◆ Given request:
Repeat every record below exactly, omitting any pictures.

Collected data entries
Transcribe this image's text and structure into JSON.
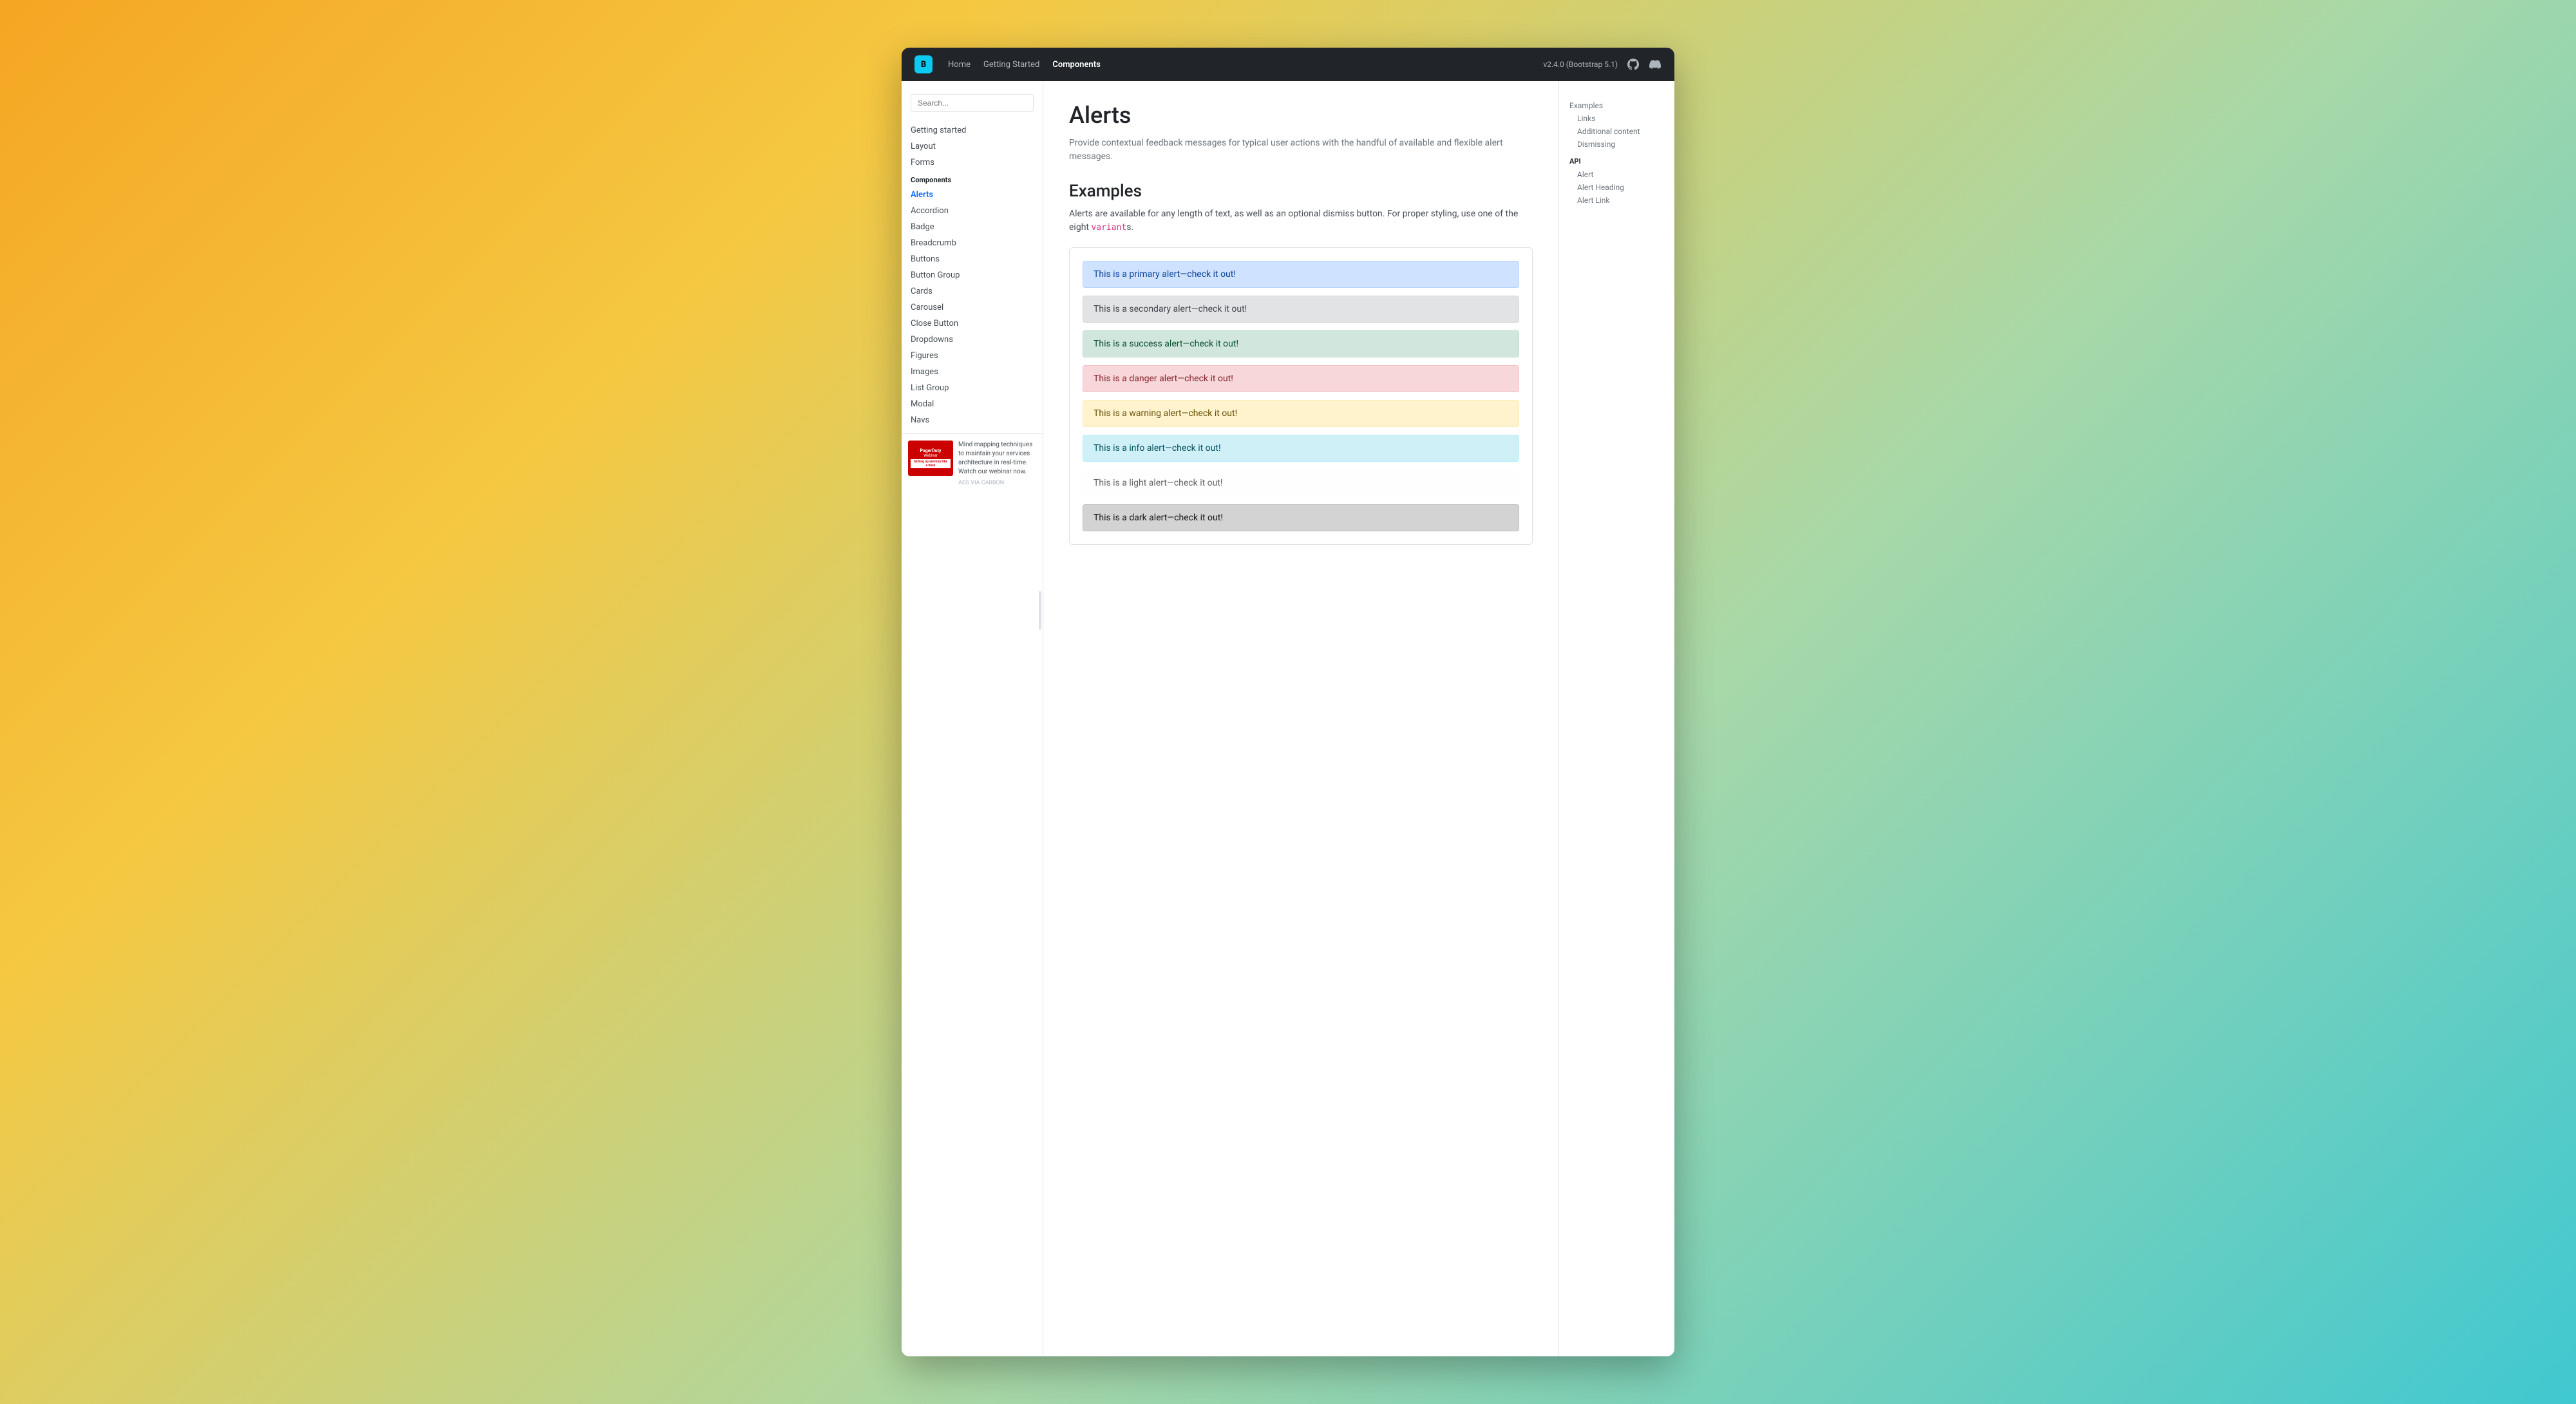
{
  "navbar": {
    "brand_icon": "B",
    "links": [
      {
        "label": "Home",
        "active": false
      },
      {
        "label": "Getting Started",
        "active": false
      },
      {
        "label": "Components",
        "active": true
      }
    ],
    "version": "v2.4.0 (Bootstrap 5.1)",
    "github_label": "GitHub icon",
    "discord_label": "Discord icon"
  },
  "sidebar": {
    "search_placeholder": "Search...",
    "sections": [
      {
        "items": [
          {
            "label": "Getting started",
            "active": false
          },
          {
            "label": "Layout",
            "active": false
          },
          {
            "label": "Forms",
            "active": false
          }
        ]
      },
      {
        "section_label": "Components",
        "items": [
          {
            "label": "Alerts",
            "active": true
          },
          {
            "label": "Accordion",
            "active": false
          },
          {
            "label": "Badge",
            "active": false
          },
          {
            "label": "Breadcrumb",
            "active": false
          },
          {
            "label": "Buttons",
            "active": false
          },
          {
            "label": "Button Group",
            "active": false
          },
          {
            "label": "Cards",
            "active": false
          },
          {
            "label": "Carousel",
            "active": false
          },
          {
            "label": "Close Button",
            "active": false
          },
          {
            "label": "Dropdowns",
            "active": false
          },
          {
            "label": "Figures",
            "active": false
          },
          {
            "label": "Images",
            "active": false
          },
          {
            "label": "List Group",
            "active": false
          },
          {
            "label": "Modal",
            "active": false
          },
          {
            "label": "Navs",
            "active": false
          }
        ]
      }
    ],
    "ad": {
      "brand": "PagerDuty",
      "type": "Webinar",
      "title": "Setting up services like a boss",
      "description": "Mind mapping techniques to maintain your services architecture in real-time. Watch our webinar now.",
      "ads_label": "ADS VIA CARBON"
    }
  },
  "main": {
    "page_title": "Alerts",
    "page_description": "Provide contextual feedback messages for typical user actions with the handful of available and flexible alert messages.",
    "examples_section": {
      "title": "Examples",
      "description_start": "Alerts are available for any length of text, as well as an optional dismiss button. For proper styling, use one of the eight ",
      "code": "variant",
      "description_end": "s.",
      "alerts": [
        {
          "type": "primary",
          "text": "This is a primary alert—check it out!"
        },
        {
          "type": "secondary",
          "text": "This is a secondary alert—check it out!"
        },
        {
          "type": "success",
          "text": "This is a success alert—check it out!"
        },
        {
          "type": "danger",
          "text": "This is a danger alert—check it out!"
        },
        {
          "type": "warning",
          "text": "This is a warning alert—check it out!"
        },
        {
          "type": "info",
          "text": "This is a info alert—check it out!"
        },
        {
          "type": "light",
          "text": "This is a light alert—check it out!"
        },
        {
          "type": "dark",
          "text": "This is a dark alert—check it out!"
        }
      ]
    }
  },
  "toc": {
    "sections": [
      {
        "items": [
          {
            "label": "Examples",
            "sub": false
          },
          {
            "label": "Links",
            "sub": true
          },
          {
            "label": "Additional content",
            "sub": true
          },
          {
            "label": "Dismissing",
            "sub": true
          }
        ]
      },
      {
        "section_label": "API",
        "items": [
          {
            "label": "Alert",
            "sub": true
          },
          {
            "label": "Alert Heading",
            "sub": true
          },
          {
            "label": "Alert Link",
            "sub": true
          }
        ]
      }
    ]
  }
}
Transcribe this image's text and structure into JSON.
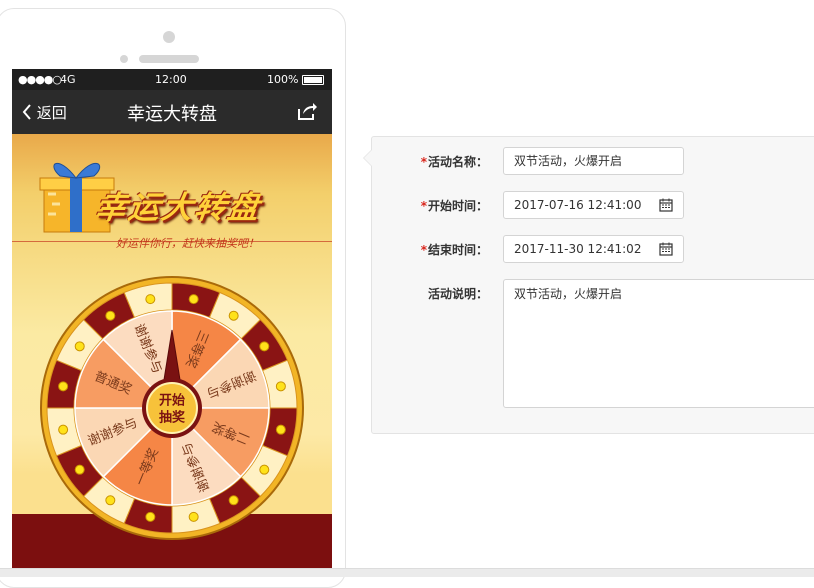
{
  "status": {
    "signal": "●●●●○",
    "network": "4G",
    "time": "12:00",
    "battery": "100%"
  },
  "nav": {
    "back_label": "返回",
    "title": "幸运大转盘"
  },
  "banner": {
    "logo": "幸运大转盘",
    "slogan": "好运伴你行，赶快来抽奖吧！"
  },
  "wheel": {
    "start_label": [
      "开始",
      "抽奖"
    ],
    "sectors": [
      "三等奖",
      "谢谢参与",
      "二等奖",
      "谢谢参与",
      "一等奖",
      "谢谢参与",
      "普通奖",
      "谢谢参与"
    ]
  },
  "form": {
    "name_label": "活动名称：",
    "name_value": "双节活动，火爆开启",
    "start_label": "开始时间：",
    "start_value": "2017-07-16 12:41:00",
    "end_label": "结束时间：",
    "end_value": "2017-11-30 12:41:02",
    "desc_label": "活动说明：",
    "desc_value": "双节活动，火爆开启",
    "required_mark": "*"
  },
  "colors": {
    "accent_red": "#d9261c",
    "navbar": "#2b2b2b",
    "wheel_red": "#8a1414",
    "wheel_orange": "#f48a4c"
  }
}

◆ Result of this task:
Transcribe this image's text and structure into JSON.
{
  "navbar": {
    "brand_icon": "B",
    "links": [
      {
        "label": "Home",
        "active": false
      },
      {
        "label": "Getting Started",
        "active": false
      },
      {
        "label": "Components",
        "active": true
      }
    ],
    "version": "v2.4.0 (Bootstrap 5.1)",
    "github_label": "GitHub icon",
    "discord_label": "Discord icon"
  },
  "sidebar": {
    "search_placeholder": "Search...",
    "sections": [
      {
        "items": [
          {
            "label": "Getting started",
            "active": false
          },
          {
            "label": "Layout",
            "active": false
          },
          {
            "label": "Forms",
            "active": false
          }
        ]
      },
      {
        "section_label": "Components",
        "items": [
          {
            "label": "Alerts",
            "active": true
          },
          {
            "label": "Accordion",
            "active": false
          },
          {
            "label": "Badge",
            "active": false
          },
          {
            "label": "Breadcrumb",
            "active": false
          },
          {
            "label": "Buttons",
            "active": false
          },
          {
            "label": "Button Group",
            "active": false
          },
          {
            "label": "Cards",
            "active": false
          },
          {
            "label": "Carousel",
            "active": false
          },
          {
            "label": "Close Button",
            "active": false
          },
          {
            "label": "Dropdowns",
            "active": false
          },
          {
            "label": "Figures",
            "active": false
          },
          {
            "label": "Images",
            "active": false
          },
          {
            "label": "List Group",
            "active": false
          },
          {
            "label": "Modal",
            "active": false
          },
          {
            "label": "Navs",
            "active": false
          }
        ]
      }
    ],
    "ad": {
      "brand": "PagerDuty",
      "type": "Webinar",
      "title": "Setting up services like a boss",
      "description": "Mind mapping techniques to maintain your services architecture in real-time. Watch our webinar now.",
      "ads_label": "ADS VIA CARBON"
    }
  },
  "main": {
    "page_title": "Alerts",
    "page_description": "Provide contextual feedback messages for typical user actions with the handful of available and flexible alert messages.",
    "examples_section": {
      "title": "Examples",
      "description_start": "Alerts are available for any length of text, as well as an optional dismiss button. For proper styling, use one of the eight ",
      "code": "variant",
      "description_end": "s.",
      "alerts": [
        {
          "type": "primary",
          "text": "This is a primary alert—check it out!"
        },
        {
          "type": "secondary",
          "text": "This is a secondary alert—check it out!"
        },
        {
          "type": "success",
          "text": "This is a success alert—check it out!"
        },
        {
          "type": "danger",
          "text": "This is a danger alert—check it out!"
        },
        {
          "type": "warning",
          "text": "This is a warning alert—check it out!"
        },
        {
          "type": "info",
          "text": "This is a info alert—check it out!"
        },
        {
          "type": "light",
          "text": "This is a light alert—check it out!"
        },
        {
          "type": "dark",
          "text": "This is a dark alert—check it out!"
        }
      ]
    }
  },
  "toc": {
    "sections": [
      {
        "items": [
          {
            "label": "Examples",
            "sub": false
          },
          {
            "label": "Links",
            "sub": true
          },
          {
            "label": "Additional content",
            "sub": true
          },
          {
            "label": "Dismissing",
            "sub": true
          }
        ]
      },
      {
        "section_label": "API",
        "items": [
          {
            "label": "Alert",
            "sub": true
          },
          {
            "label": "Alert Heading",
            "sub": true
          },
          {
            "label": "Alert Link",
            "sub": true
          }
        ]
      }
    ]
  }
}
Transcribe this image's text and structure into JSON.
{
  "status": {
    "signal": "●●●●○",
    "network": "4G",
    "time": "12:00",
    "battery": "100%"
  },
  "nav": {
    "back_label": "返回",
    "title": "幸运大转盘"
  },
  "banner": {
    "logo": "幸运大转盘",
    "slogan": "好运伴你行，赶快来抽奖吧！"
  },
  "wheel": {
    "start_label": [
      "开始",
      "抽奖"
    ],
    "sectors": [
      "三等奖",
      "谢谢参与",
      "二等奖",
      "谢谢参与",
      "一等奖",
      "谢谢参与",
      "普通奖",
      "谢谢参与"
    ]
  },
  "form": {
    "name_label": "活动名称：",
    "name_value": "双节活动，火爆开启",
    "start_label": "开始时间：",
    "start_value": "2017-07-16 12:41:00",
    "end_label": "结束时间：",
    "end_value": "2017-11-30 12:41:02",
    "desc_label": "活动说明：",
    "desc_value": "双节活动，火爆开启",
    "required_mark": "*"
  },
  "colors": {
    "accent_red": "#d9261c",
    "navbar": "#2b2b2b",
    "wheel_red": "#8a1414",
    "wheel_orange": "#f48a4c"
  }
}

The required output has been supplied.